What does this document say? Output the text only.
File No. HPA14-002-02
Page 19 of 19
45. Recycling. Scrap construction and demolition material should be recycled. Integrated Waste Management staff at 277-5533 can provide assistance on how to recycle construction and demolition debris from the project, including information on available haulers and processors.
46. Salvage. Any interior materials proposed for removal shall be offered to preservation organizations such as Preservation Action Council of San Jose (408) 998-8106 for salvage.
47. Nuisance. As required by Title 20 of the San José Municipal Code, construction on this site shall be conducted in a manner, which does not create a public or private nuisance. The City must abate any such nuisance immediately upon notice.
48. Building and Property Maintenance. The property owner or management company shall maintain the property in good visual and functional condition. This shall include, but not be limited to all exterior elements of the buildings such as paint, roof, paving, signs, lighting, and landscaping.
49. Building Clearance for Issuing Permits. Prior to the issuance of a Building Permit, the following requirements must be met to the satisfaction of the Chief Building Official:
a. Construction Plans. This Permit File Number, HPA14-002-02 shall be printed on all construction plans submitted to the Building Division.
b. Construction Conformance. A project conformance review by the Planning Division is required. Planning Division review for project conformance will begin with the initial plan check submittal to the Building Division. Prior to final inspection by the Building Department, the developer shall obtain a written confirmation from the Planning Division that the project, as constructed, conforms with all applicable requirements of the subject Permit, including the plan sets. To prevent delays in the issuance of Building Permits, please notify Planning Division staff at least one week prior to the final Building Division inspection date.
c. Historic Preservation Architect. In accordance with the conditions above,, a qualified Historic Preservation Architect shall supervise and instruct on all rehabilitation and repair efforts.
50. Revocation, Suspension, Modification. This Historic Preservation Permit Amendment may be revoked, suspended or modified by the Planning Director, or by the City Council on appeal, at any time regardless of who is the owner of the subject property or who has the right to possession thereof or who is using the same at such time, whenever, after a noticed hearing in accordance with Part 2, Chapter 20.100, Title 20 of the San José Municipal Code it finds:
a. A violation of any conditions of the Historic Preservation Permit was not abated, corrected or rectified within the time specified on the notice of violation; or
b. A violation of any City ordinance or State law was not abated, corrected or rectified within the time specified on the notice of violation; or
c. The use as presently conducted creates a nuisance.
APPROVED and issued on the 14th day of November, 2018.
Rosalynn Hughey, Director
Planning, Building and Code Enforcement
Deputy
--
* What the task asks *
The full set of records should be duplicated exactly.

* Right answer *
What does this document say? Output the text only.
File No. HPA14-002-02
Page 19 of 19
45. Recycling. Scrap construction and demolition material should be recycled. Integrated Waste Management staff at 277-5533 can provide assistance on how to recycle construction and demolition debris from the project, including information on available haulers and processors.
46. Salvage. Any interior materials proposed for removal shall be offered to preservation organizations such as Preservation Action Council of San Jose (408) 998-8106 for salvage.
47. Nuisance. As required by Title 20 of the San José Municipal Code, construction on this site shall be conducted in a manner, which does not create a public or private nuisance. The City must abate any such nuisance immediately upon notice.
48. Building and Property Maintenance. The property owner or management company shall maintain the property in good visual and functional condition. This shall include, but not be limited to all exterior elements of the buildings such as paint, roof, paving, signs, lighting, and landscaping.
49. Building Clearance for Issuing Permits. Prior to the issuance of a Building Permit, the following requirements must be met to the satisfaction of the Chief Building Official:
a. Construction Plans. This Permit File Number, HPA14-002-02 shall be printed on all construction plans submitted to the Building Division.
b. Construction Conformance. A project conformance review by the Planning Division is required. Planning Division review for project conformance will begin with the initial plan check submittal to the Building Division. Prior to final inspection by the Building Department, the developer shall obtain a written confirmation from the Planning Division that the project, as constructed, conforms with all applicable requirements of the subject Permit, including the plan sets. To prevent delays in the issuance of Building Permits, please notify Planning Division staff at least one week prior to the final Building Division inspection date.
c. Historic Preservation Architect. In accordance with the conditions above,, a qualified Historic Preservation Architect shall supervise and instruct on all rehabilitation and repair efforts.
50. Revocation, Suspension, Modification. This Historic Preservation Permit Amendment may be revoked, suspended or modified by the Planning Director, or by the City Council on appeal, at any time regardless of who is the owner of the subject property or who has the right to possession thereof or who is using the same at such time, whenever, after a noticed hearing in accordance with Part 2, Chapter 20.100, Title 20 of the San José Municipal Code it finds:
a. A violation of any conditions of the Historic Preservation Permit was not abated, corrected or rectified within the time specified on the notice of violation; or
b. A violation of any City ordinance or State law was not abated, corrected or rectified within the time specified on the notice of violation; or
c. The use as presently conducted creates a nuisance.
APPROVED and issued on the 14th day of November, 2018.
Rosalynn Hughey, Director
Planning, Building and Code Enforcement
Deputy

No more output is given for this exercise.